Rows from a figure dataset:
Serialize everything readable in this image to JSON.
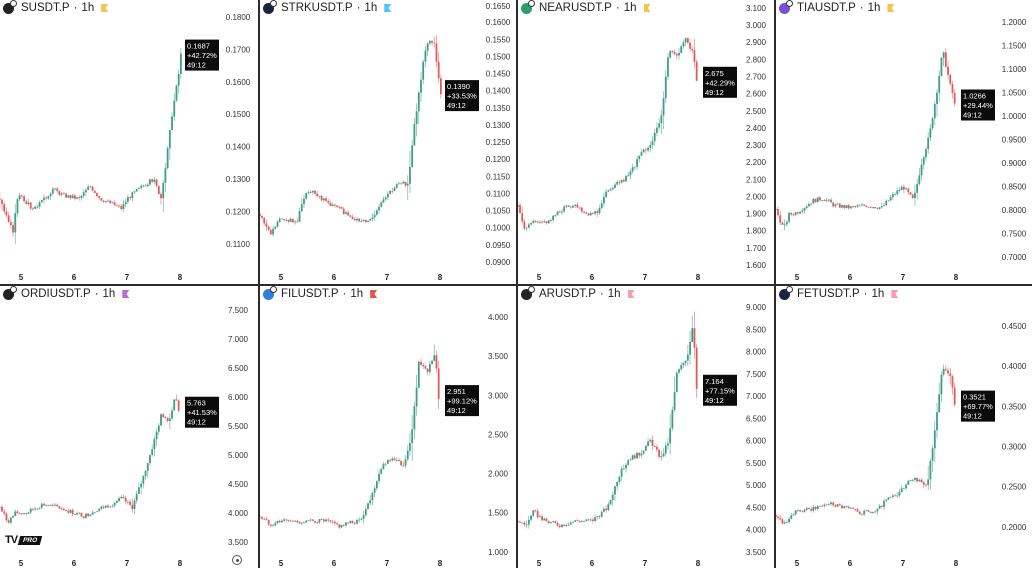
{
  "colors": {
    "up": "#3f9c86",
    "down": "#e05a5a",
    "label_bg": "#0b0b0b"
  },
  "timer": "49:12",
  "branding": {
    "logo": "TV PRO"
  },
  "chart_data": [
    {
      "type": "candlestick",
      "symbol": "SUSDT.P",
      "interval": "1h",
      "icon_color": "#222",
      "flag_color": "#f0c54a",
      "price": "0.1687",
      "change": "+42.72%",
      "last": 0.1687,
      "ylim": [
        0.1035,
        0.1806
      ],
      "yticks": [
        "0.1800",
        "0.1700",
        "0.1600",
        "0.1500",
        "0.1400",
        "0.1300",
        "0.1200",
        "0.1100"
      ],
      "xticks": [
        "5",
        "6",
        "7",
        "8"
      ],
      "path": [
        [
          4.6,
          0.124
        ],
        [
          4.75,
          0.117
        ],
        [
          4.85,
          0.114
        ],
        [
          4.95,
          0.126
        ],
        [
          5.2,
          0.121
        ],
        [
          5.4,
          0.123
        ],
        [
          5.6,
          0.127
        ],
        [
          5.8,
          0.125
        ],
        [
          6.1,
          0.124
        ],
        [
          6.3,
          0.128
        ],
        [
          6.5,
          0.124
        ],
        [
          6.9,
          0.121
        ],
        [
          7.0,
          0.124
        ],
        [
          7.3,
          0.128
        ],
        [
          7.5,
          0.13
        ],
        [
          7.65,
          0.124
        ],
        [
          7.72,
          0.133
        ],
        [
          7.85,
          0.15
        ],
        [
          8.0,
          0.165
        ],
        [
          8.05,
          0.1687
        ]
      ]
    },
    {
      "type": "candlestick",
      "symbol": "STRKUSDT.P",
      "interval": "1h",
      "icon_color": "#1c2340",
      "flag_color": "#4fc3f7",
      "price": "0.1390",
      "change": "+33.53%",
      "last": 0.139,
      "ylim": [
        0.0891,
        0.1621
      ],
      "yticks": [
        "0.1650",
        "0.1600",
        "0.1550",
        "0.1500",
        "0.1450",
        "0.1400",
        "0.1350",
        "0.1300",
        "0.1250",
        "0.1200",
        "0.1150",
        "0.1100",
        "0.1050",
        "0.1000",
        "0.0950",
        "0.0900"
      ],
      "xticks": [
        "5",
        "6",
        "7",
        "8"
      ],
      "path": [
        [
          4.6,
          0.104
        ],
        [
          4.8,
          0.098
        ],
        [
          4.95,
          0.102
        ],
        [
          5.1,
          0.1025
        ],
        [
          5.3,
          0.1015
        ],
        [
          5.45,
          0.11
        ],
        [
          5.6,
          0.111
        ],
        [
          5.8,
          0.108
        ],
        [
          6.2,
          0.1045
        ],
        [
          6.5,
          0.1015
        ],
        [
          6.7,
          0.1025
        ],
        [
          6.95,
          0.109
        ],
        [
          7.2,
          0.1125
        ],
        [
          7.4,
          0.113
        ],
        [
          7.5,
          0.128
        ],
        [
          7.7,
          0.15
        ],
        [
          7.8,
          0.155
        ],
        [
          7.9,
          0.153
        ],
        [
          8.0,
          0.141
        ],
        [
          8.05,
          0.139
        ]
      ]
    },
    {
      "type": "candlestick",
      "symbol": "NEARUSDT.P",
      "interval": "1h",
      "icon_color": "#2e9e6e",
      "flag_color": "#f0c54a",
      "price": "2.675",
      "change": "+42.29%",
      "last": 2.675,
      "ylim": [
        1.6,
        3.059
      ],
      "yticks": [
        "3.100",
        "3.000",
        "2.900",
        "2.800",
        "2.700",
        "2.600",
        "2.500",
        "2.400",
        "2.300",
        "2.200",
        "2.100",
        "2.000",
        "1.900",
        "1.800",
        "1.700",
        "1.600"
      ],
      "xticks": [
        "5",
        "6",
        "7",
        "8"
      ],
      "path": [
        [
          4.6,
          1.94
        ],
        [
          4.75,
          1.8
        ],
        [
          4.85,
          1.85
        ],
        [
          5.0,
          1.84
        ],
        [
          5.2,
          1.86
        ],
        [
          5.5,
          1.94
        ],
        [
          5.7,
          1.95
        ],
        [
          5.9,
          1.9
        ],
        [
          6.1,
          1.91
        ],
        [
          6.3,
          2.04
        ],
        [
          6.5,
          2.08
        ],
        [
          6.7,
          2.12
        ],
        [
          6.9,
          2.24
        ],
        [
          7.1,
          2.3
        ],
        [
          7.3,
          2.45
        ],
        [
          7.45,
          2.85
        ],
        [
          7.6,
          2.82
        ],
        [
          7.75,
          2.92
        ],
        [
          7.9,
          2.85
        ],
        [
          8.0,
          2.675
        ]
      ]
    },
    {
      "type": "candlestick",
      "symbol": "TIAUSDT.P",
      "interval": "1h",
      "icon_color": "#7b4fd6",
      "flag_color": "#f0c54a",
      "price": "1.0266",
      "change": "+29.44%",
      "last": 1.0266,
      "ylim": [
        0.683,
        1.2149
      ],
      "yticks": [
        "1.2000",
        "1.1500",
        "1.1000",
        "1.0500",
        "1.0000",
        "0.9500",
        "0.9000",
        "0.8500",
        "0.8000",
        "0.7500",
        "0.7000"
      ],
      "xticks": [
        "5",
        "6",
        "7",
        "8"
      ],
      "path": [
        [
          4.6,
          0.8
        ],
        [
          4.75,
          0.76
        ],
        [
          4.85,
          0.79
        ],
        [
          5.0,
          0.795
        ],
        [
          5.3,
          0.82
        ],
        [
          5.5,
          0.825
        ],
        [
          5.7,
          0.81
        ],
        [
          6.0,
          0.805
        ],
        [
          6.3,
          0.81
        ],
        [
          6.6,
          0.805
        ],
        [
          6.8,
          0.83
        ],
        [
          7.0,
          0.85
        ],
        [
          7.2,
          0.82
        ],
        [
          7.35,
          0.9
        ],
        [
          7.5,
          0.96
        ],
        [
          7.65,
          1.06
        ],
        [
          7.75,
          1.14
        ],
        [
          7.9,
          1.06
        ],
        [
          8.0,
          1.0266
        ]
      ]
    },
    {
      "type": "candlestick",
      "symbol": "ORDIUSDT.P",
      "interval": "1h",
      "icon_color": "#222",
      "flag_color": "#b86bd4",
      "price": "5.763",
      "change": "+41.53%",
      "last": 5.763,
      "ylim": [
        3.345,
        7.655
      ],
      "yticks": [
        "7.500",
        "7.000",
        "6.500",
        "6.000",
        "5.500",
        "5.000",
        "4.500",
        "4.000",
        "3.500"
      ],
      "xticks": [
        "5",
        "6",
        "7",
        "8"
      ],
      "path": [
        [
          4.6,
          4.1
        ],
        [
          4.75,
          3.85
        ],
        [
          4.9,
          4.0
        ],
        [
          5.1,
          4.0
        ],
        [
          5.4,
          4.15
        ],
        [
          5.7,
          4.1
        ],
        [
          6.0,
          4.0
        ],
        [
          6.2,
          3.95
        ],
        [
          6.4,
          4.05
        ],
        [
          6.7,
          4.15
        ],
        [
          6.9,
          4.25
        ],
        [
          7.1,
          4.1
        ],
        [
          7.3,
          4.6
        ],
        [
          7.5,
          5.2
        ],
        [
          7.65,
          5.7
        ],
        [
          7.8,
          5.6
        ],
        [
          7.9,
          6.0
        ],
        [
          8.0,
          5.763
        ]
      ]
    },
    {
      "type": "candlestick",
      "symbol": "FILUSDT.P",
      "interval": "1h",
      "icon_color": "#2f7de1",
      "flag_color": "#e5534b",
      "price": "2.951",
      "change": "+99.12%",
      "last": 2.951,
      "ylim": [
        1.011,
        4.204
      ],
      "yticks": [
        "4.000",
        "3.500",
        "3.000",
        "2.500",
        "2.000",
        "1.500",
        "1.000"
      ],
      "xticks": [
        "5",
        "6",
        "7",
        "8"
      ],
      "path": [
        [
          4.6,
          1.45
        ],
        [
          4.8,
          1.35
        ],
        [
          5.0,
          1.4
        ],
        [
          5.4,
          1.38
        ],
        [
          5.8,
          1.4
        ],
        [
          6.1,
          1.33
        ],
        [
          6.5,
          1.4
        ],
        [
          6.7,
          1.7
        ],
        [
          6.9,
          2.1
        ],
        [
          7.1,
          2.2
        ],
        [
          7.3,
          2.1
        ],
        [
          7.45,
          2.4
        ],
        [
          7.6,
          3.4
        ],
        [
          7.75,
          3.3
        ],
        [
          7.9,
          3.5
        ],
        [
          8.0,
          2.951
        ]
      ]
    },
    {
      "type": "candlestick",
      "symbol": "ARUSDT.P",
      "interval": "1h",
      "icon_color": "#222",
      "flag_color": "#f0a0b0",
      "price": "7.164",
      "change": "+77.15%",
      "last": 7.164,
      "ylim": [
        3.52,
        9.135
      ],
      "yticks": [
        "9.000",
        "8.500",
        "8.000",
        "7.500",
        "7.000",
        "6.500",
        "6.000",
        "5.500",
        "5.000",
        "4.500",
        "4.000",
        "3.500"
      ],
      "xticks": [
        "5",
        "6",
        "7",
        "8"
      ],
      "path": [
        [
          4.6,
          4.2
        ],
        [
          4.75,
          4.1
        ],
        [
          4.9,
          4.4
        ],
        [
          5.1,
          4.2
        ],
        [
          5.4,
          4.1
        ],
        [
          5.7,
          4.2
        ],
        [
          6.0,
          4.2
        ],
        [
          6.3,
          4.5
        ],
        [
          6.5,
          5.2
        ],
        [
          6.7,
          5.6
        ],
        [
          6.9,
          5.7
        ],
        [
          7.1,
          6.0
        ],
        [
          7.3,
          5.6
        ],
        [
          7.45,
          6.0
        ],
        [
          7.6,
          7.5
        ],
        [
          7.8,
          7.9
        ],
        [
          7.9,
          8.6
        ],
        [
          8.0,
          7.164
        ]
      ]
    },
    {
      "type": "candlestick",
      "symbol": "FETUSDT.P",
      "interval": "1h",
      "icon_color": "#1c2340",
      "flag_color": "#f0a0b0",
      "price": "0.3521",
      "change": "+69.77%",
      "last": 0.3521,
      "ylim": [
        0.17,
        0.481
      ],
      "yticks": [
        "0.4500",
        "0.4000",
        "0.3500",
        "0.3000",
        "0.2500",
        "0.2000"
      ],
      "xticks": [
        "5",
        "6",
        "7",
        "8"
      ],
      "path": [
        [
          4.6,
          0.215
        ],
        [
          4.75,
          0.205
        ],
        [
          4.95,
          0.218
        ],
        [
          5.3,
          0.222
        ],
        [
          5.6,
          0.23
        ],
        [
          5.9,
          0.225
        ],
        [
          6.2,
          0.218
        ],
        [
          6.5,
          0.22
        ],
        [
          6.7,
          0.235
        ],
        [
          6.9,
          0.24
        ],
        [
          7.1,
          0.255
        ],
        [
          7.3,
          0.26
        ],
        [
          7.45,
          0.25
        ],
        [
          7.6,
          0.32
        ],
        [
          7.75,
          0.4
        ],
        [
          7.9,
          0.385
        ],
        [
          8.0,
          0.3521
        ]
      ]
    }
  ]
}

- Set problem
Scan the listing above. Gather each line that contains the word "change".

- Exercise output
      "change": "+42.72%",
      "change": "+33.53%",
      "change": "+42.29%",
      "change": "+29.44%",
      "change": "+41.53%",
      "change": "+99.12%",
      "change": "+77.15%",
      "change": "+69.77%",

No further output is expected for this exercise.